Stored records
※ ※ ※

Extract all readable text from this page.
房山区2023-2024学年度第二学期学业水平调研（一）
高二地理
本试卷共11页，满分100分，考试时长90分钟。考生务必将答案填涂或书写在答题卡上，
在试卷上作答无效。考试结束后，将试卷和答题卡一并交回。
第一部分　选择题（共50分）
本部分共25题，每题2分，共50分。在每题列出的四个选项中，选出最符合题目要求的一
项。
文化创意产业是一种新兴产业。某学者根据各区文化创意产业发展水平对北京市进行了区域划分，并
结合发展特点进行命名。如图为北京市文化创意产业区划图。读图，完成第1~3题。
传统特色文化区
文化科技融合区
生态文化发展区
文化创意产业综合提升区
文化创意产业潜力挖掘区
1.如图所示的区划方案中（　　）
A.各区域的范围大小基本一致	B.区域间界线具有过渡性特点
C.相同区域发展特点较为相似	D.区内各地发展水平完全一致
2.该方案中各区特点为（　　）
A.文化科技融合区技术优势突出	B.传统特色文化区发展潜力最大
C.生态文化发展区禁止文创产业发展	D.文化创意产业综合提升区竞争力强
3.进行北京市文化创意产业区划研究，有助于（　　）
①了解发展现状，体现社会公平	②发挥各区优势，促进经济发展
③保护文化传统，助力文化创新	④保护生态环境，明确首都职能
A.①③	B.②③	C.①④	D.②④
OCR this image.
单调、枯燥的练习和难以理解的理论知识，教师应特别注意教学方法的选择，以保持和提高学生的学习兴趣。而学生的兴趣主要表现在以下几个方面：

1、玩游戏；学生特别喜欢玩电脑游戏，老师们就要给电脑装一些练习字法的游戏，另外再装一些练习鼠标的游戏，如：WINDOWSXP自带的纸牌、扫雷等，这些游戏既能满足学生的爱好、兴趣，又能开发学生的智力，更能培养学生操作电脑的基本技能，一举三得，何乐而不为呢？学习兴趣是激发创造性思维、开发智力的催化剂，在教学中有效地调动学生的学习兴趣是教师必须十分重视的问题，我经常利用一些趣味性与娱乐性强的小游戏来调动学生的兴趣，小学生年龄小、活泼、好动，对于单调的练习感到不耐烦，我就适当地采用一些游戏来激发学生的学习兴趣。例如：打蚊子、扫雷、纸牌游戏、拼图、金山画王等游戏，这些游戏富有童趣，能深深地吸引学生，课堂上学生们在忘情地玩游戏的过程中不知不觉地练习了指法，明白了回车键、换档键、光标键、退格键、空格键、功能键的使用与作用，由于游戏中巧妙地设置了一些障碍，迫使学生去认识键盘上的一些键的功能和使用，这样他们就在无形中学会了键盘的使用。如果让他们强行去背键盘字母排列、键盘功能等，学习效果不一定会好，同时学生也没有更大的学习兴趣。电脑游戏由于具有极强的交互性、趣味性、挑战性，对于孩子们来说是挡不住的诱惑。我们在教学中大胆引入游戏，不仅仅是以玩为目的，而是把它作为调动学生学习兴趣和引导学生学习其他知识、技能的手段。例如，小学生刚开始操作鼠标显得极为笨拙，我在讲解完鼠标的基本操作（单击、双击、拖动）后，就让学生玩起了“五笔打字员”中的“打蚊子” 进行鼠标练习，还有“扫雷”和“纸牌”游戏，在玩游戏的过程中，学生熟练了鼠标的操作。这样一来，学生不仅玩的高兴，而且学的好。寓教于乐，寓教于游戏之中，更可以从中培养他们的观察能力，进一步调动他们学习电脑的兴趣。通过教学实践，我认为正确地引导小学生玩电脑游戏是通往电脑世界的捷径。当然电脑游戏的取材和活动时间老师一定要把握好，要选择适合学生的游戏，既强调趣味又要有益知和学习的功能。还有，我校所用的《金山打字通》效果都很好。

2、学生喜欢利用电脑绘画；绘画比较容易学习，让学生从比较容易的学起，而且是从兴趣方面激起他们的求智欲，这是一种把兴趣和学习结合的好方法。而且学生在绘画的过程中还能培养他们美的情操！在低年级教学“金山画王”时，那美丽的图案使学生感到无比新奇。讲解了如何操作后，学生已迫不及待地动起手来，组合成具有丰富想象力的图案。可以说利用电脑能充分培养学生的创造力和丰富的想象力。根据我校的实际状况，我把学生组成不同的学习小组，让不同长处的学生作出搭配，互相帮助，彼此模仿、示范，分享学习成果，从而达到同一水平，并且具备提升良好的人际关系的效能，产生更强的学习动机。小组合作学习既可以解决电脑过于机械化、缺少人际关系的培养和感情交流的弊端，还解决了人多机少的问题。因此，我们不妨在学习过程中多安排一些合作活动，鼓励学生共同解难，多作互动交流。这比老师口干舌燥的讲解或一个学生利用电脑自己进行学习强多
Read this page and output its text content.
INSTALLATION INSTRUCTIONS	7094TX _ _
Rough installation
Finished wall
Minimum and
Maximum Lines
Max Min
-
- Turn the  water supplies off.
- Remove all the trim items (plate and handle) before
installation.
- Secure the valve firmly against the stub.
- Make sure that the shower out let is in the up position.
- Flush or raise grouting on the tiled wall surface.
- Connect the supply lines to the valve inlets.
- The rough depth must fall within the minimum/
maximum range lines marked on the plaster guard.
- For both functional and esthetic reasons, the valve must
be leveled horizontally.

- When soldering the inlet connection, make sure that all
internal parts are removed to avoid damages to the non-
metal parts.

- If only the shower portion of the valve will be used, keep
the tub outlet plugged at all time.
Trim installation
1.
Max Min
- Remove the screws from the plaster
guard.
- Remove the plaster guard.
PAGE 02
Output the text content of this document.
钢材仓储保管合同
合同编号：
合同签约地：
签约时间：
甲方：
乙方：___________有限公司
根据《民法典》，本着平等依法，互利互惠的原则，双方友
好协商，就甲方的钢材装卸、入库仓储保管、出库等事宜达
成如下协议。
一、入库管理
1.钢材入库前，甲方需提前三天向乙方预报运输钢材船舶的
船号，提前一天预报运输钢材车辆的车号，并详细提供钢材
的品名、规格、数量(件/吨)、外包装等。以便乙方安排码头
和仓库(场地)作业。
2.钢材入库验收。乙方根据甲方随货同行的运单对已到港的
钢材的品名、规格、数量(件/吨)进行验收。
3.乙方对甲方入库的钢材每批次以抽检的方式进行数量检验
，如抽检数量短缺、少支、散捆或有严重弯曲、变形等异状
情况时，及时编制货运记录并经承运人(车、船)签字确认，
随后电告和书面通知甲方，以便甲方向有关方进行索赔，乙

※ ※ ※

STATED EXERCISE ▸
Quote the listing in full, please, keeping every line exact.

TASK SOLUTION ▸
Extract all readable text from this page.
房山区2023-2024学年度第二学期学业水平调研（一）
高二地理
本试卷共11页，满分100分，考试时长90分钟。考生务必将答案填涂或书写在答题卡上，
在试卷上作答无效。考试结束后，将试卷和答题卡一并交回。
第一部分　选择题（共50分）
本部分共25题，每题2分，共50分。在每题列出的四个选项中，选出最符合题目要求的一
项。
文化创意产业是一种新兴产业。某学者根据各区文化创意产业发展水平对北京市进行了区域划分，并
结合发展特点进行命名。如图为北京市文化创意产业区划图。读图，完成第1~3题。
传统特色文化区
文化科技融合区
生态文化发展区
文化创意产业综合提升区
文化创意产业潜力挖掘区
1.如图所示的区划方案中（　　）
A.各区域的范围大小基本一致	B.区域间界线具有过渡性特点
C.相同区域发展特点较为相似	D.区内各地发展水平完全一致
2.该方案中各区特点为（　　）
A.文化科技融合区技术优势突出	B.传统特色文化区发展潜力最大
C.生态文化发展区禁止文创产业发展	D.文化创意产业综合提升区竞争力强
3.进行北京市文化创意产业区划研究，有助于（　　）
①了解发展现状，体现社会公平	②发挥各区优势，促进经济发展
③保护文化传统，助力文化创新	④保护生态环境，明确首都职能
A.①③	B.②③	C.①④	D.②④
OCR this image.
单调、枯燥的练习和难以理解的理论知识，教师应特别注意教学方法的选择，以保持和提高学生的学习兴趣。而学生的兴趣主要表现在以下几个方面：

1、玩游戏；学生特别喜欢玩电脑游戏，老师们就要给电脑装一些练习字法的游戏，另外再装一些练习鼠标的游戏，如：WINDOWSXP自带的纸牌、扫雷等，这些游戏既能满足学生的爱好、兴趣，又能开发学生的智力，更能培养学生操作电脑的基本技能，一举三得，何乐而不为呢？学习兴趣是激发创造性思维、开发智力的催化剂，在教学中有效地调动学生的学习兴趣是教师必须十分重视的问题，我经常利用一些趣味性与娱乐性强的小游戏来调动学生的兴趣，小学生年龄小、活泼、好动，对于单调的练习感到不耐烦，我就适当地采用一些游戏来激发学生的学习兴趣。例如：打蚊子、扫雷、纸牌游戏、拼图、金山画王等游戏，这些游戏富有童趣，能深深地吸引学生，课堂上学生们在忘情地玩游戏的过程中不知不觉地练习了指法，明白了回车键、换档键、光标键、退格键、空格键、功能键的使用与作用，由于游戏中巧妙地设置了一些障碍，迫使学生去认识键盘上的一些键的功能和使用，这样他们就在无形中学会了键盘的使用。如果让他们强行去背键盘字母排列、键盘功能等，学习效果不一定会好，同时学生也没有更大的学习兴趣。电脑游戏由于具有极强的交互性、趣味性、挑战性，对于孩子们来说是挡不住的诱惑。我们在教学中大胆引入游戏，不仅仅是以玩为目的，而是把它作为调动学生学习兴趣和引导学生学习其他知识、技能的手段。例如，小学生刚开始操作鼠标显得极为笨拙，我在讲解完鼠标的基本操作（单击、双击、拖动）后，就让学生玩起了“五笔打字员”中的“打蚊子” 进行鼠标练习，还有“扫雷”和“纸牌”游戏，在玩游戏的过程中，学生熟练了鼠标的操作。这样一来，学生不仅玩的高兴，而且学的好。寓教于乐，寓教于游戏之中，更可以从中培养他们的观察能力，进一步调动他们学习电脑的兴趣。通过教学实践，我认为正确地引导小学生玩电脑游戏是通往电脑世界的捷径。当然电脑游戏的取材和活动时间老师一定要把握好，要选择适合学生的游戏，既强调趣味又要有益知和学习的功能。还有，我校所用的《金山打字通》效果都很好。

2、学生喜欢利用电脑绘画；绘画比较容易学习，让学生从比较容易的学起，而且是从兴趣方面激起他们的求智欲，这是一种把兴趣和学习结合的好方法。而且学生在绘画的过程中还能培养他们美的情操！在低年级教学“金山画王”时，那美丽的图案使学生感到无比新奇。讲解了如何操作后，学生已迫不及待地动起手来，组合成具有丰富想象力的图案。可以说利用电脑能充分培养学生的创造力和丰富的想象力。根据我校的实际状况，我把学生组成不同的学习小组，让不同长处的学生作出搭配，互相帮助，彼此模仿、示范，分享学习成果，从而达到同一水平，并且具备提升良好的人际关系的效能，产生更强的学习动机。小组合作学习既可以解决电脑过于机械化、缺少人际关系的培养和感情交流的弊端，还解决了人多机少的问题。因此，我们不妨在学习过程中多安排一些合作活动，鼓励学生共同解难，多作互动交流。这比老师口干舌燥的讲解或一个学生利用电脑自己进行学习强多
Read this page and output its text content.
INSTALLATION INSTRUCTIONS	7094TX _ _
Rough installation
Finished wall
Minimum and
Maximum Lines
Max Min
-
- Turn the  water supplies off.
- Remove all the trim items (plate and handle) before
installation.
- Secure the valve firmly against the stub.
- Make sure that the shower out let is in the up position.
- Flush or raise grouting on the tiled wall surface.
- Connect the supply lines to the valve inlets.
- The rough depth must fall within the minimum/
maximum range lines marked on the plaster guard.
- For both functional and esthetic reasons, the valve must
be leveled horizontally.

- When soldering the inlet connection, make sure that all
internal parts are removed to avoid damages to the non-
metal parts.

- If only the shower portion of the valve will be used, keep
the tub outlet plugged at all time.
Trim installation
1.
Max Min
- Remove the screws from the plaster
guard.
- Remove the plaster guard.
PAGE 02
Output the text content of this document.
钢材仓储保管合同
合同编号：
合同签约地：
签约时间：
甲方：
乙方：___________有限公司
根据《民法典》，本着平等依法，互利互惠的原则，双方友
好协商，就甲方的钢材装卸、入库仓储保管、出库等事宜达
成如下协议。
一、入库管理
1.钢材入库前，甲方需提前三天向乙方预报运输钢材船舶的
船号，提前一天预报运输钢材车辆的车号，并详细提供钢材
的品名、规格、数量(件/吨)、外包装等。以便乙方安排码头
和仓库(场地)作业。
2.钢材入库验收。乙方根据甲方随货同行的运单对已到港的
钢材的品名、规格、数量(件/吨)进行验收。
3.乙方对甲方入库的钢材每批次以抽检的方式进行数量检验
，如抽检数量短缺、少支、散捆或有严重弯曲、变形等异状
情况时，及时编制货运记录并经承运人(车、船)签字确认，
随后电告和书面通知甲方，以便甲方向有关方进行索赔，乙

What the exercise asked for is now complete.